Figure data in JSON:
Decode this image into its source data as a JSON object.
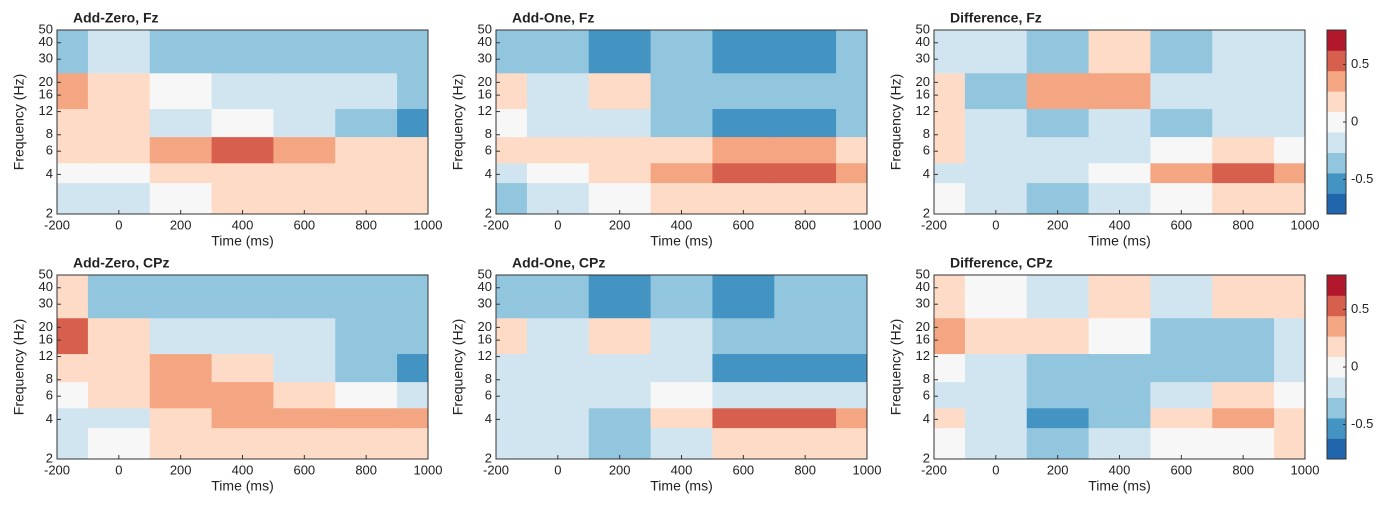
{
  "chart_data": [
    {
      "type": "heatmap",
      "title": "Add-Zero, Fz",
      "xlabel": "Time (ms)",
      "ylabel": "Frequency (Hz)",
      "x": [
        -200,
        0,
        200,
        400,
        600,
        800,
        1000
      ],
      "y": [
        3,
        4,
        6,
        10,
        16,
        35
      ],
      "values": [
        [
          -0.2,
          -0.2,
          0,
          0.1,
          0.1,
          0.1,
          0.1
        ],
        [
          0,
          0,
          0.1,
          0.2,
          0.2,
          0.2,
          0.2
        ],
        [
          0.2,
          0.2,
          0.4,
          0.5,
          0.3,
          0.1,
          0.1
        ],
        [
          0.2,
          0.1,
          -0.1,
          0,
          -0.2,
          -0.3,
          -0.5
        ],
        [
          0.4,
          0.1,
          0,
          -0.2,
          -0.2,
          -0.2,
          -0.3
        ],
        [
          -0.3,
          -0.2,
          -0.4,
          -0.3,
          -0.3,
          -0.3,
          -0.3
        ]
      ],
      "xlim": [
        -200,
        1000
      ],
      "xticks": [
        -200,
        0,
        200,
        400,
        600,
        800,
        1000
      ],
      "ylim": [
        2,
        50
      ],
      "yticks": [
        2,
        4,
        6,
        8,
        12,
        16,
        20,
        30,
        40,
        50
      ],
      "ylog": true,
      "clim": [
        -0.8,
        0.8
      ],
      "colors": [
        "#2166ac",
        "#4393c3",
        "#92c5de",
        "#d1e5f0",
        "#f7f7f7",
        "#fddbc7",
        "#f4a582",
        "#d6604d",
        "#b2182b"
      ]
    },
    {
      "type": "heatmap",
      "title": "Add-One, Fz",
      "xlabel": "Time (ms)",
      "ylabel": "Frequency (Hz)",
      "x": [
        -200,
        0,
        200,
        400,
        600,
        800,
        1000
      ],
      "y": [
        3,
        4,
        6,
        10,
        16,
        35
      ],
      "values": [
        [
          -0.3,
          -0.2,
          0,
          0.1,
          0.2,
          0.2,
          0.1
        ],
        [
          -0.2,
          0,
          0.1,
          0.3,
          0.6,
          0.6,
          0.4
        ],
        [
          0.2,
          0.1,
          0.1,
          0.2,
          0.3,
          0.3,
          0.2
        ],
        [
          0,
          -0.1,
          -0.2,
          -0.3,
          -0.5,
          -0.5,
          -0.4
        ],
        [
          0.2,
          -0.2,
          0.1,
          -0.3,
          -0.4,
          -0.4,
          -0.3
        ],
        [
          -0.3,
          -0.4,
          -0.5,
          -0.4,
          -0.5,
          -0.5,
          -0.3
        ]
      ],
      "xlim": [
        -200,
        1000
      ],
      "xticks": [
        -200,
        0,
        200,
        400,
        600,
        800,
        1000
      ],
      "ylim": [
        2,
        50
      ],
      "yticks": [
        2,
        4,
        6,
        8,
        12,
        16,
        20,
        30,
        40,
        50
      ],
      "ylog": true,
      "clim": [
        -0.8,
        0.8
      ],
      "colors": [
        "#2166ac",
        "#4393c3",
        "#92c5de",
        "#d1e5f0",
        "#f7f7f7",
        "#fddbc7",
        "#f4a582",
        "#d6604d",
        "#b2182b"
      ]
    },
    {
      "type": "heatmap",
      "title": "Difference, Fz",
      "xlabel": "Time (ms)",
      "ylabel": "Frequency (Hz)",
      "x": [
        -200,
        0,
        200,
        400,
        600,
        800,
        1000
      ],
      "y": [
        3,
        4,
        6,
        10,
        16,
        35
      ],
      "values": [
        [
          0,
          -0.1,
          -0.3,
          -0.2,
          0,
          0.1,
          0.1
        ],
        [
          -0.1,
          -0.2,
          -0.1,
          0,
          0.4,
          0.5,
          0.3
        ],
        [
          0.1,
          -0.1,
          -0.2,
          -0.2,
          0,
          0.1,
          0
        ],
        [
          0.1,
          -0.2,
          -0.3,
          -0.2,
          -0.4,
          -0.2,
          -0.1
        ],
        [
          0.2,
          -0.3,
          0.3,
          0.4,
          -0.2,
          -0.1,
          -0.1
        ],
        [
          -0.1,
          -0.2,
          -0.4,
          0.2,
          -0.3,
          -0.1,
          -0.2
        ]
      ],
      "xlim": [
        -200,
        1000
      ],
      "xticks": [
        -200,
        0,
        200,
        400,
        600,
        800,
        1000
      ],
      "ylim": [
        2,
        50
      ],
      "yticks": [
        2,
        4,
        6,
        8,
        12,
        16,
        20,
        30,
        40,
        50
      ],
      "ylog": true,
      "clim": [
        -0.8,
        0.8
      ],
      "colors": [
        "#2166ac",
        "#4393c3",
        "#92c5de",
        "#d1e5f0",
        "#f7f7f7",
        "#fddbc7",
        "#f4a582",
        "#d6604d",
        "#b2182b"
      ],
      "colorbar": true,
      "cticks": [
        -0.5,
        0,
        0.5
      ]
    },
    {
      "type": "heatmap",
      "title": "Add-Zero, CPz",
      "xlabel": "Time (ms)",
      "ylabel": "Frequency (Hz)",
      "x": [
        -200,
        0,
        200,
        400,
        600,
        800,
        1000
      ],
      "y": [
        3,
        4,
        6,
        10,
        16,
        35
      ],
      "values": [
        [
          -0.1,
          0,
          0.1,
          0.2,
          0.2,
          0.2,
          0.2
        ],
        [
          -0.2,
          -0.1,
          0.2,
          0.4,
          0.4,
          0.4,
          0.4
        ],
        [
          0,
          0.1,
          0.3,
          0.3,
          0.1,
          0,
          -0.1
        ],
        [
          0.2,
          0.2,
          0.4,
          0.2,
          -0.2,
          -0.4,
          -0.5
        ],
        [
          0.6,
          0.1,
          -0.1,
          -0.2,
          -0.2,
          -0.3,
          -0.3
        ],
        [
          0.1,
          -0.3,
          -0.4,
          -0.4,
          -0.3,
          -0.4,
          -0.4
        ]
      ],
      "xlim": [
        -200,
        1000
      ],
      "xticks": [
        -200,
        0,
        200,
        400,
        600,
        800,
        1000
      ],
      "ylim": [
        2,
        50
      ],
      "yticks": [
        2,
        4,
        6,
        8,
        12,
        16,
        20,
        30,
        40,
        50
      ],
      "ylog": true,
      "clim": [
        -0.8,
        0.8
      ],
      "colors": [
        "#2166ac",
        "#4393c3",
        "#92c5de",
        "#d1e5f0",
        "#f7f7f7",
        "#fddbc7",
        "#f4a582",
        "#d6604d",
        "#b2182b"
      ]
    },
    {
      "type": "heatmap",
      "title": "Add-One, CPz",
      "xlabel": "Time (ms)",
      "ylabel": "Frequency (Hz)",
      "x": [
        -200,
        0,
        200,
        400,
        600,
        800,
        1000
      ],
      "y": [
        3,
        4,
        6,
        10,
        16,
        35
      ],
      "values": [
        [
          -0.2,
          -0.2,
          -0.3,
          -0.1,
          0.1,
          0.2,
          0.2
        ],
        [
          -0.2,
          -0.2,
          -0.3,
          0.1,
          0.6,
          0.5,
          0.3
        ],
        [
          -0.1,
          -0.1,
          -0.1,
          0,
          -0.1,
          -0.1,
          -0.1
        ],
        [
          -0.2,
          -0.2,
          -0.1,
          -0.2,
          -0.5,
          -0.6,
          -0.5
        ],
        [
          0.2,
          -0.1,
          0.1,
          -0.2,
          -0.4,
          -0.3,
          -0.3
        ],
        [
          -0.3,
          -0.4,
          -0.5,
          -0.4,
          -0.5,
          -0.4,
          -0.3
        ]
      ],
      "xlim": [
        -200,
        1000
      ],
      "xticks": [
        -200,
        0,
        200,
        400,
        600,
        800,
        1000
      ],
      "ylim": [
        2,
        50
      ],
      "yticks": [
        2,
        4,
        6,
        8,
        12,
        16,
        20,
        30,
        40,
        50
      ],
      "ylog": true,
      "clim": [
        -0.8,
        0.8
      ],
      "colors": [
        "#2166ac",
        "#4393c3",
        "#92c5de",
        "#d1e5f0",
        "#f7f7f7",
        "#fddbc7",
        "#f4a582",
        "#d6604d",
        "#b2182b"
      ]
    },
    {
      "type": "heatmap",
      "title": "Difference, CPz",
      "xlabel": "Time (ms)",
      "ylabel": "Frequency (Hz)",
      "x": [
        -200,
        0,
        200,
        400,
        600,
        800,
        1000
      ],
      "y": [
        3,
        4,
        6,
        10,
        16,
        35
      ],
      "values": [
        [
          0,
          -0.1,
          -0.3,
          -0.2,
          0,
          0,
          0.1
        ],
        [
          0.1,
          -0.1,
          -0.5,
          -0.3,
          0.1,
          0.4,
          0.2
        ],
        [
          -0.1,
          -0.2,
          -0.4,
          -0.3,
          -0.1,
          0.1,
          0
        ],
        [
          0,
          -0.2,
          -0.4,
          -0.3,
          -0.3,
          -0.4,
          -0.2
        ],
        [
          0.3,
          0.1,
          0.2,
          0,
          -0.3,
          -0.3,
          -0.1
        ],
        [
          0.1,
          0,
          -0.1,
          0.1,
          -0.2,
          0.2,
          0.1
        ]
      ],
      "xlim": [
        -200,
        1000
      ],
      "xticks": [
        -200,
        0,
        200,
        400,
        600,
        800,
        1000
      ],
      "ylim": [
        2,
        50
      ],
      "yticks": [
        2,
        4,
        6,
        8,
        12,
        16,
        20,
        30,
        40,
        50
      ],
      "ylog": true,
      "clim": [
        -0.8,
        0.8
      ],
      "colors": [
        "#2166ac",
        "#4393c3",
        "#92c5de",
        "#d1e5f0",
        "#f7f7f7",
        "#fddbc7",
        "#f4a582",
        "#d6604d",
        "#b2182b"
      ],
      "colorbar": true,
      "cticks": [
        -0.5,
        0,
        0.5
      ]
    }
  ]
}
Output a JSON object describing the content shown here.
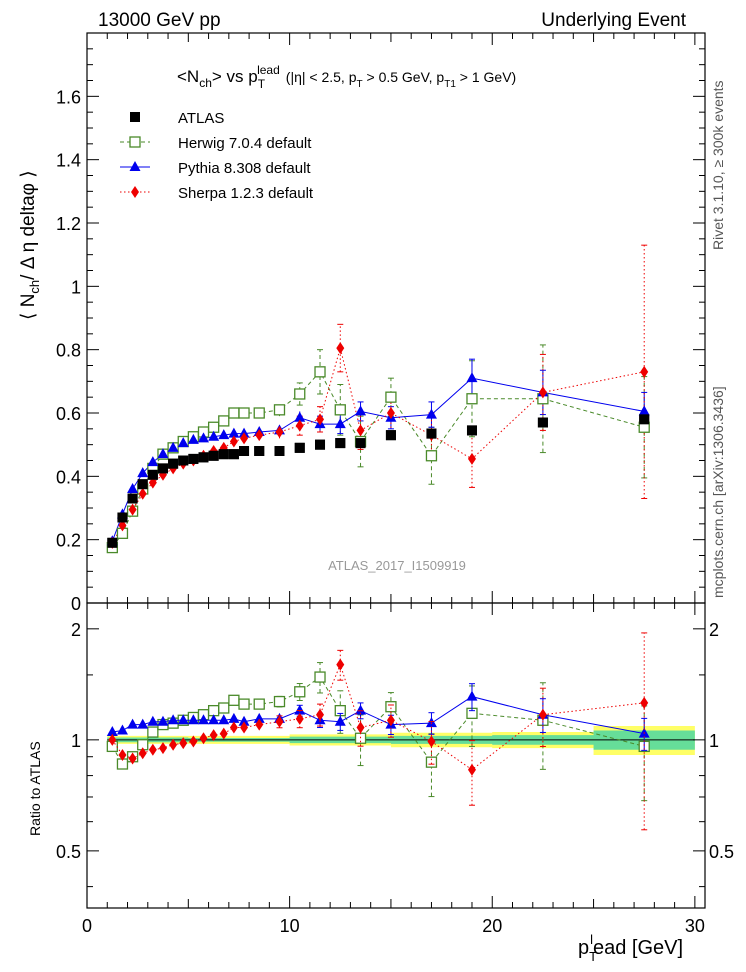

GOAL: Work through the records line by line and tally those with the word "object". Report only the total.

RESULT BELOW: 2